• [Listed entries]:
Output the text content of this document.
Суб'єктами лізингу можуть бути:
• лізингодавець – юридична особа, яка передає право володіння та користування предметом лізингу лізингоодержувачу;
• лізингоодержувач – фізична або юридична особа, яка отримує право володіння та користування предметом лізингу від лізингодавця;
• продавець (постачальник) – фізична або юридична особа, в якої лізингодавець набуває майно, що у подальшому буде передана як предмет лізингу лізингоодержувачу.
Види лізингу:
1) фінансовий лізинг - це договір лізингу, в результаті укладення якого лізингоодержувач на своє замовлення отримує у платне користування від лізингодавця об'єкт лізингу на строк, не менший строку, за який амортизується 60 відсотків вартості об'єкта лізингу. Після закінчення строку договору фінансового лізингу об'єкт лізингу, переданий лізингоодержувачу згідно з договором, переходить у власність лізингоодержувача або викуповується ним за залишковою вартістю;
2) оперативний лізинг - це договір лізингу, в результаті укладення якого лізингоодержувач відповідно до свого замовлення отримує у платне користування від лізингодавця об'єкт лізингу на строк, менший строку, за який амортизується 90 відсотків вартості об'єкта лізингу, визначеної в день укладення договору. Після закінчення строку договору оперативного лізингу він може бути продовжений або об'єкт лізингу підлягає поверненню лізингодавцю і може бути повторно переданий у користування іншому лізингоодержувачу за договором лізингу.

* * *

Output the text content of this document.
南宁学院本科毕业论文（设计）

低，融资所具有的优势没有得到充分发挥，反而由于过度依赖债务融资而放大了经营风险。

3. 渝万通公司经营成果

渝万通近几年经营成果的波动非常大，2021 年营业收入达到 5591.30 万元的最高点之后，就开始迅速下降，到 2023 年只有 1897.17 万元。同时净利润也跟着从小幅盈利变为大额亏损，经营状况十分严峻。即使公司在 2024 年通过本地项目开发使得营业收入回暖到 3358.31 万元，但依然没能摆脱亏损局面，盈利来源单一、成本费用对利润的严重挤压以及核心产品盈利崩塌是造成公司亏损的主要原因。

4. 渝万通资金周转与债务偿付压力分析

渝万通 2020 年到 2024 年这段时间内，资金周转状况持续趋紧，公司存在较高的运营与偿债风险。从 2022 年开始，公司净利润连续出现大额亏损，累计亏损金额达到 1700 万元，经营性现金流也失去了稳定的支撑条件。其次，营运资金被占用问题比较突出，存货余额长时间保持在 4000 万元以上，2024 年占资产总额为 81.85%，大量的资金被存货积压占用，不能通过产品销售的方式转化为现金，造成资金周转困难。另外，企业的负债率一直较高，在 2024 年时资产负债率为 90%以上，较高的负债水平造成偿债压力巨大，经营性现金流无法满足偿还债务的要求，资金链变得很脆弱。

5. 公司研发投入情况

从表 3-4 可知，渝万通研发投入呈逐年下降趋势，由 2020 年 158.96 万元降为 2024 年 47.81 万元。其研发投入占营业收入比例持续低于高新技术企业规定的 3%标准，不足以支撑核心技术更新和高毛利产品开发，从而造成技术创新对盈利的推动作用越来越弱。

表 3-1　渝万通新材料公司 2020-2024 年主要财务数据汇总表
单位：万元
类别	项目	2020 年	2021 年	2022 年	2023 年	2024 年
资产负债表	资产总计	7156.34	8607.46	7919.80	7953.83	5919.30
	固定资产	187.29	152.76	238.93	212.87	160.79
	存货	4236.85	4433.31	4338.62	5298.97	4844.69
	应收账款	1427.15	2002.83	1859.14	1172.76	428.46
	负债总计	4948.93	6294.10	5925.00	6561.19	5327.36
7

--

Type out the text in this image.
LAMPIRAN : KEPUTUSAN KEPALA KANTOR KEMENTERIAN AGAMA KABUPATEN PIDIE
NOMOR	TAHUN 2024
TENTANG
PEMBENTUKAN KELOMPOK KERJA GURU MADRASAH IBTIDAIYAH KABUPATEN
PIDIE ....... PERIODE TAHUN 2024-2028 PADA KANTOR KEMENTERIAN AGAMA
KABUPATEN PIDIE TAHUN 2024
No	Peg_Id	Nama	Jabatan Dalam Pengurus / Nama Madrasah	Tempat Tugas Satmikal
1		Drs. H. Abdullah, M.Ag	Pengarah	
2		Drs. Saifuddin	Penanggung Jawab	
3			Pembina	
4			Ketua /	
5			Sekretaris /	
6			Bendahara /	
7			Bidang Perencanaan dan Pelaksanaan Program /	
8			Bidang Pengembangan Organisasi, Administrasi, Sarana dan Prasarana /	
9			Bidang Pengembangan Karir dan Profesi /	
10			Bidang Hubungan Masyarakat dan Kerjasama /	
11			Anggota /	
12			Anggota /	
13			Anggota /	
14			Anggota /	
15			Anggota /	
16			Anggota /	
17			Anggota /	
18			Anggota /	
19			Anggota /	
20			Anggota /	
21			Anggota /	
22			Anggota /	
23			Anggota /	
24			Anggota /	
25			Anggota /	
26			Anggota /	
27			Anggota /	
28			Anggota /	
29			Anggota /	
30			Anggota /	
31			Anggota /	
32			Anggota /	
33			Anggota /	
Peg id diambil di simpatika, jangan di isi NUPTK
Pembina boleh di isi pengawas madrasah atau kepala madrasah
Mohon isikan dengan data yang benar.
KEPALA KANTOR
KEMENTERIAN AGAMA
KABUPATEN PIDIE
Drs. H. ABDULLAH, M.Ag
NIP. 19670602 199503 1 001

• [Required task]:
In the entries above, identify every line with the word "TAHUN". Copy those lines.

• [Exercise result]:
NOMOR	TAHUN 2024
PIDIE ....... PERIODE TAHUN 2024-2028 PADA KANTOR KEMENTERIAN AGAMA
KABUPATEN PIDIE TAHUN 2024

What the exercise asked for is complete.